→ **The data**:
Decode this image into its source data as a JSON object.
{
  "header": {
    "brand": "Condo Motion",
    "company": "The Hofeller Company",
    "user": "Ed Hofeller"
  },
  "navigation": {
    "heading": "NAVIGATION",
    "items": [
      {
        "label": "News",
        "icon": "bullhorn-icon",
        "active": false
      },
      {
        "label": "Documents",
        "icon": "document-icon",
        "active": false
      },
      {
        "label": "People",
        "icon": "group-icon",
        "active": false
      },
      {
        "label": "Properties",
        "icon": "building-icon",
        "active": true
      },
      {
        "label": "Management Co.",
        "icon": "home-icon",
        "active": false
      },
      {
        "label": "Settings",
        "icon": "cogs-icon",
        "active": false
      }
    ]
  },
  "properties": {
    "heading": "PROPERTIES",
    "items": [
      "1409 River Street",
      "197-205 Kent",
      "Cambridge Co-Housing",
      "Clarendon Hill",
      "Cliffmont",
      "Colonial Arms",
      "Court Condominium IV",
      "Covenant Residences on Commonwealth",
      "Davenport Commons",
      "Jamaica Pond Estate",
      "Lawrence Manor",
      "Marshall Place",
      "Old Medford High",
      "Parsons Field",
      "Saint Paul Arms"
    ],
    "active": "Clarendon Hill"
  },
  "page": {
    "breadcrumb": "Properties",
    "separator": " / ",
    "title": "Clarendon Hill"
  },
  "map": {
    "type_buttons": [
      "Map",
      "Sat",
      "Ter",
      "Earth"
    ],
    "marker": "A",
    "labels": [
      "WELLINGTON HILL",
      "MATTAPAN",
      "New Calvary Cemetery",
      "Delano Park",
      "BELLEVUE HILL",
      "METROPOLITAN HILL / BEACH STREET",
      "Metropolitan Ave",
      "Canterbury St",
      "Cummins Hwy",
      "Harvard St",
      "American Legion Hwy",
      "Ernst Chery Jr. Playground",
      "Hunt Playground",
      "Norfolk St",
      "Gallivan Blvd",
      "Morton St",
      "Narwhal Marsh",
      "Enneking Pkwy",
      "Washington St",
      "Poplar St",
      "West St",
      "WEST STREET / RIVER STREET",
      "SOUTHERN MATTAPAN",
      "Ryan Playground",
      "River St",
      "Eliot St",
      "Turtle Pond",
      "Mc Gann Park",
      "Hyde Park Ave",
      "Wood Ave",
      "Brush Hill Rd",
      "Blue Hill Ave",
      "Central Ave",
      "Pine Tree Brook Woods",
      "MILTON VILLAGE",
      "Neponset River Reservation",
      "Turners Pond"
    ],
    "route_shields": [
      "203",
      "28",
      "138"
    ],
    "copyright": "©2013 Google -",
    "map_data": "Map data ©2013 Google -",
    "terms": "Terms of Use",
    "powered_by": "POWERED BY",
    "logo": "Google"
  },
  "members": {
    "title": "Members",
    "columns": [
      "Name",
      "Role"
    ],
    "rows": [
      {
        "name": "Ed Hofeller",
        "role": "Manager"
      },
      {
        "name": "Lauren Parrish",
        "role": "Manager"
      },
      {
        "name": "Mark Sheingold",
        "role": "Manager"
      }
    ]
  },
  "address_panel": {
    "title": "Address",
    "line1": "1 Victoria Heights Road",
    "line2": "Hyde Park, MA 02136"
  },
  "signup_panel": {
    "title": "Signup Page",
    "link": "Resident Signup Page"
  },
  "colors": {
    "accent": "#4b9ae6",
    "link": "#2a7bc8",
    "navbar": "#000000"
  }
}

→ **Your goal**: Extract every line above exactly as it stands.

→ **Finished answer**:
Decode this image into its source data as a JSON object.
{
  "header": {
    "brand": "Condo Motion",
    "company": "The Hofeller Company",
    "user": "Ed Hofeller"
  },
  "navigation": {
    "heading": "NAVIGATION",
    "items": [
      {
        "label": "News",
        "icon": "bullhorn-icon",
        "active": false
      },
      {
        "label": "Documents",
        "icon": "document-icon",
        "active": false
      },
      {
        "label": "People",
        "icon": "group-icon",
        "active": false
      },
      {
        "label": "Properties",
        "icon": "building-icon",
        "active": true
      },
      {
        "label": "Management Co.",
        "icon": "home-icon",
        "active": false
      },
      {
        "label": "Settings",
        "icon": "cogs-icon",
        "active": false
      }
    ]
  },
  "properties": {
    "heading": "PROPERTIES",
    "items": [
      "1409 River Street",
      "197-205 Kent",
      "Cambridge Co-Housing",
      "Clarendon Hill",
      "Cliffmont",
      "Colonial Arms",
      "Court Condominium IV",
      "Covenant Residences on Commonwealth",
      "Davenport Commons",
      "Jamaica Pond Estate",
      "Lawrence Manor",
      "Marshall Place",
      "Old Medford High",
      "Parsons Field",
      "Saint Paul Arms"
    ],
    "active": "Clarendon Hill"
  },
  "page": {
    "breadcrumb": "Properties",
    "separator": " / ",
    "title": "Clarendon Hill"
  },
  "map": {
    "type_buttons": [
      "Map",
      "Sat",
      "Ter",
      "Earth"
    ],
    "marker": "A",
    "labels": [
      "WELLINGTON HILL",
      "MATTAPAN",
      "New Calvary Cemetery",
      "Delano Park",
      "BELLEVUE HILL",
      "METROPOLITAN HILL / BEACH STREET",
      "Metropolitan Ave",
      "Canterbury St",
      "Cummins Hwy",
      "Harvard St",
      "American Legion Hwy",
      "Ernst Chery Jr. Playground",
      "Hunt Playground",
      "Norfolk St",
      "Gallivan Blvd",
      "Morton St",
      "Narwhal Marsh",
      "Enneking Pkwy",
      "Washington St",
      "Poplar St",
      "West St",
      "WEST STREET / RIVER STREET",
      "SOUTHERN MATTAPAN",
      "Ryan Playground",
      "River St",
      "Eliot St",
      "Turtle Pond",
      "Mc Gann Park",
      "Hyde Park Ave",
      "Wood Ave",
      "Brush Hill Rd",
      "Blue Hill Ave",
      "Central Ave",
      "Pine Tree Brook Woods",
      "MILTON VILLAGE",
      "Neponset River Reservation",
      "Turners Pond"
    ],
    "route_shields": [
      "203",
      "28",
      "138"
    ],
    "copyright": "©2013 Google -",
    "map_data": "Map data ©2013 Google -",
    "terms": "Terms of Use",
    "powered_by": "POWERED BY",
    "logo": "Google"
  },
  "members": {
    "title": "Members",
    "columns": [
      "Name",
      "Role"
    ],
    "rows": [
      {
        "name": "Ed Hofeller",
        "role": "Manager"
      },
      {
        "name": "Lauren Parrish",
        "role": "Manager"
      },
      {
        "name": "Mark Sheingold",
        "role": "Manager"
      }
    ]
  },
  "address_panel": {
    "title": "Address",
    "line1": "1 Victoria Heights Road",
    "line2": "Hyde Park, MA 02136"
  },
  "signup_panel": {
    "title": "Signup Page",
    "link": "Resident Signup Page"
  },
  "colors": {
    "accent": "#4b9ae6",
    "link": "#2a7bc8",
    "navbar": "#000000"
  }
}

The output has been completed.